Items from a data source:
----------

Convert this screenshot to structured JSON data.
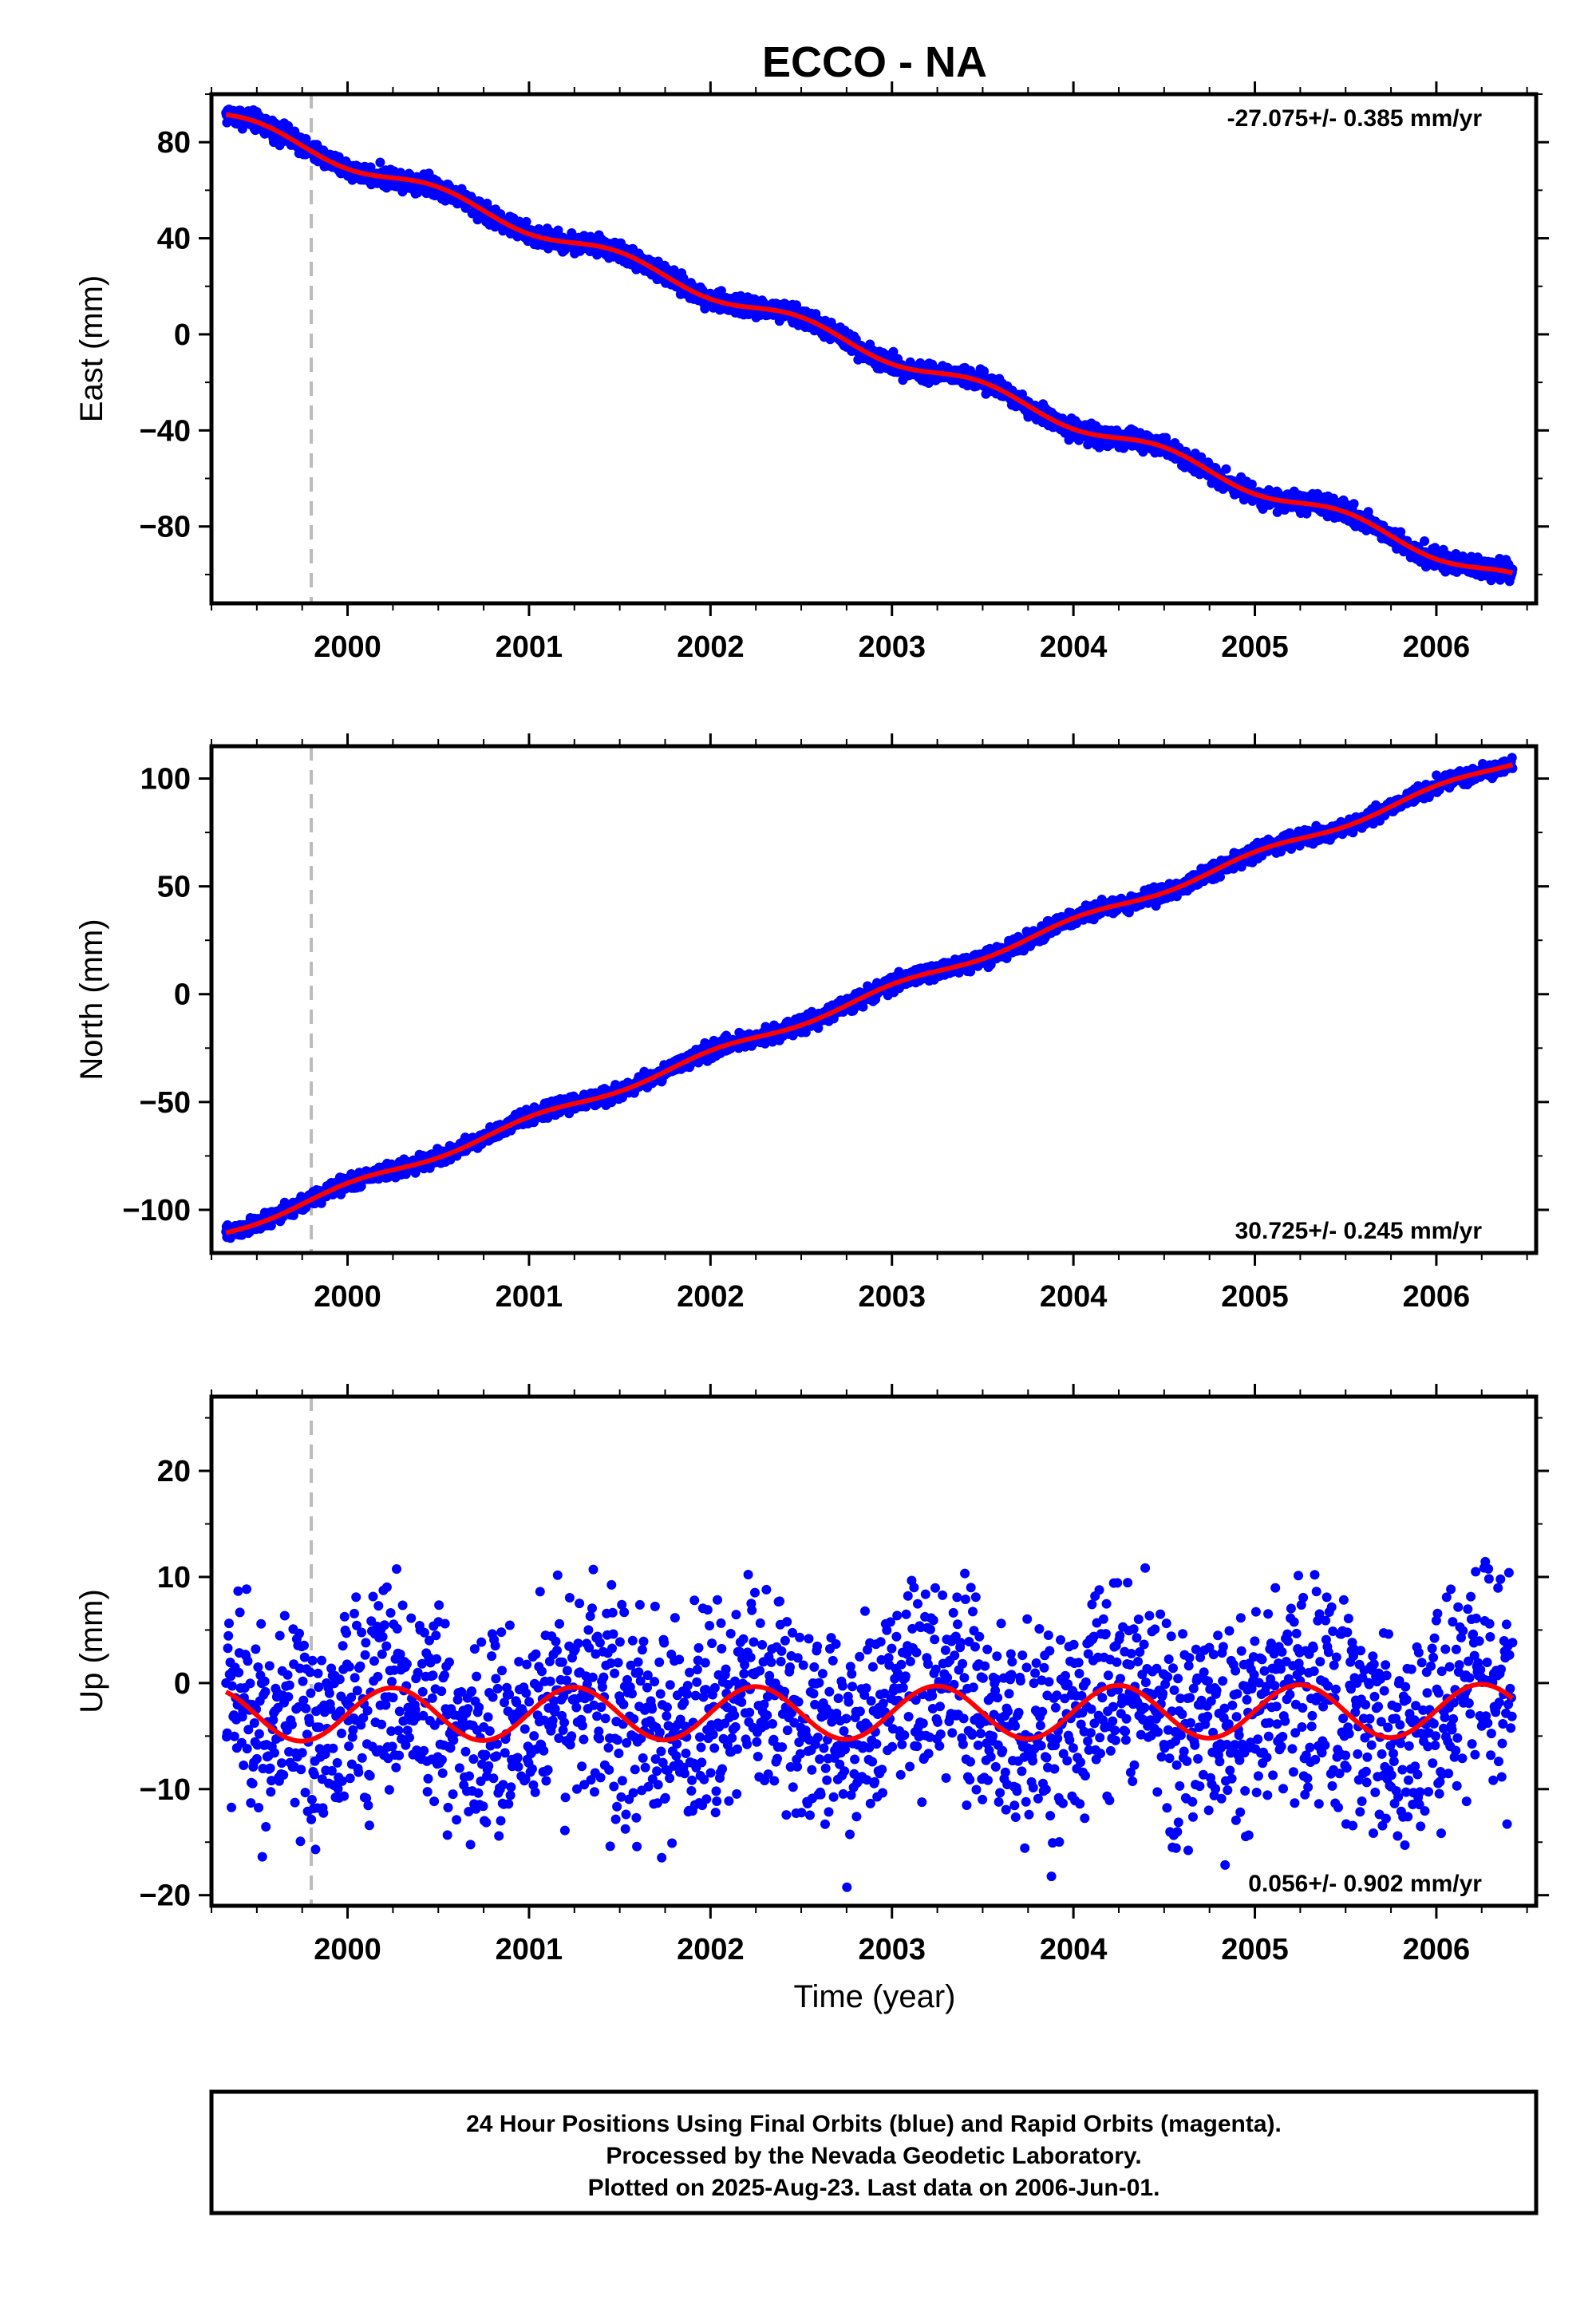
{
  "chart_data": {
    "type": "scatter",
    "title": "ECCO - NA",
    "xlabel": "Time (year)",
    "xlim": [
      1999.25,
      2006.55
    ],
    "x_ticks": [
      "2000",
      "2001",
      "2002",
      "2003",
      "2004",
      "2005",
      "2006"
    ],
    "reference_line_x": 1999.8,
    "colors": {
      "points": "#0000ff",
      "fit": "#ff0000",
      "reference_line": "#bbbbbb",
      "frame": "#000000"
    },
    "panels": [
      {
        "ylabel": "East (mm)",
        "ylim": [
          -112,
          100
        ],
        "y_ticks": [
          80,
          40,
          0,
          -40,
          -80
        ],
        "y_tick_labels": [
          "80",
          "40",
          "0",
          "−40",
          "−80"
        ],
        "rate_text": "-27.075+/- 0.385 mm/yr",
        "rate_position": "top-right",
        "fit": {
          "start_x": 1999.33,
          "start_y": 90,
          "slope": -27.075,
          "annual_amp": 3.0,
          "annual_phase_deg": 30
        },
        "scatter": {
          "noise": 2.0,
          "density_per_year": 365
        }
      },
      {
        "ylabel": "North (mm)",
        "ylim": [
          -120,
          115
        ],
        "y_ticks": [
          100,
          50,
          0,
          -50,
          -100
        ],
        "y_tick_labels": [
          "100",
          "50",
          "0",
          "−50",
          "−100"
        ],
        "rate_text": "30.725+/- 0.245 mm/yr",
        "rate_position": "bottom-right",
        "fit": {
          "start_x": 1999.33,
          "start_y": -110,
          "slope": 30.725,
          "annual_amp": 1.8,
          "annual_phase_deg": 200
        },
        "scatter": {
          "noise": 1.8,
          "density_per_year": 365
        }
      },
      {
        "ylabel": "Up (mm)",
        "ylim": [
          -21,
          27
        ],
        "y_ticks": [
          20,
          10,
          0,
          -10,
          -20
        ],
        "y_tick_labels": [
          "20",
          "10",
          "0",
          "−10",
          "−20"
        ],
        "rate_text": "0.056+/- 0.902 mm/yr",
        "rate_position": "bottom-right",
        "fit": {
          "start_x": 1999.33,
          "start_y": -3.0,
          "slope": 0.056,
          "annual_amp": 2.5,
          "annual_phase_deg": 120
        },
        "scatter": {
          "noise": 5.0,
          "density_per_year": 300
        }
      }
    ]
  },
  "footer": {
    "line1": "24 Hour Positions Using Final Orbits (blue) and Rapid Orbits (magenta).",
    "line2": "Processed by the Nevada Geodetic Laboratory.",
    "line3": "Plotted on 2025-Aug-23. Last data on 2006-Jun-01."
  }
}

----------

# Objective:
Repeat the listing above exactly, with no pictures.

# Answer below:
Convert this screenshot to structured JSON data.
{
  "chart_data": {
    "type": "scatter",
    "title": "ECCO - NA",
    "xlabel": "Time (year)",
    "xlim": [
      1999.25,
      2006.55
    ],
    "x_ticks": [
      "2000",
      "2001",
      "2002",
      "2003",
      "2004",
      "2005",
      "2006"
    ],
    "reference_line_x": 1999.8,
    "colors": {
      "points": "#0000ff",
      "fit": "#ff0000",
      "reference_line": "#bbbbbb",
      "frame": "#000000"
    },
    "panels": [
      {
        "ylabel": "East (mm)",
        "ylim": [
          -112,
          100
        ],
        "y_ticks": [
          80,
          40,
          0,
          -40,
          -80
        ],
        "y_tick_labels": [
          "80",
          "40",
          "0",
          "−40",
          "−80"
        ],
        "rate_text": "-27.075+/- 0.385 mm/yr",
        "rate_position": "top-right",
        "fit": {
          "start_x": 1999.33,
          "start_y": 90,
          "slope": -27.075,
          "annual_amp": 3.0,
          "annual_phase_deg": 30
        },
        "scatter": {
          "noise": 2.0,
          "density_per_year": 365
        }
      },
      {
        "ylabel": "North (mm)",
        "ylim": [
          -120,
          115
        ],
        "y_ticks": [
          100,
          50,
          0,
          -50,
          -100
        ],
        "y_tick_labels": [
          "100",
          "50",
          "0",
          "−50",
          "−100"
        ],
        "rate_text": "30.725+/- 0.245 mm/yr",
        "rate_position": "bottom-right",
        "fit": {
          "start_x": 1999.33,
          "start_y": -110,
          "slope": 30.725,
          "annual_amp": 1.8,
          "annual_phase_deg": 200
        },
        "scatter": {
          "noise": 1.8,
          "density_per_year": 365
        }
      },
      {
        "ylabel": "Up (mm)",
        "ylim": [
          -21,
          27
        ],
        "y_ticks": [
          20,
          10,
          0,
          -10,
          -20
        ],
        "y_tick_labels": [
          "20",
          "10",
          "0",
          "−10",
          "−20"
        ],
        "rate_text": "0.056+/- 0.902 mm/yr",
        "rate_position": "bottom-right",
        "fit": {
          "start_x": 1999.33,
          "start_y": -3.0,
          "slope": 0.056,
          "annual_amp": 2.5,
          "annual_phase_deg": 120
        },
        "scatter": {
          "noise": 5.0,
          "density_per_year": 300
        }
      }
    ]
  },
  "footer": {
    "line1": "24 Hour Positions Using Final Orbits (blue) and Rapid Orbits (magenta).",
    "line2": "Processed by the Nevada Geodetic Laboratory.",
    "line3": "Plotted on 2025-Aug-23. Last data on 2006-Jun-01."
  }
}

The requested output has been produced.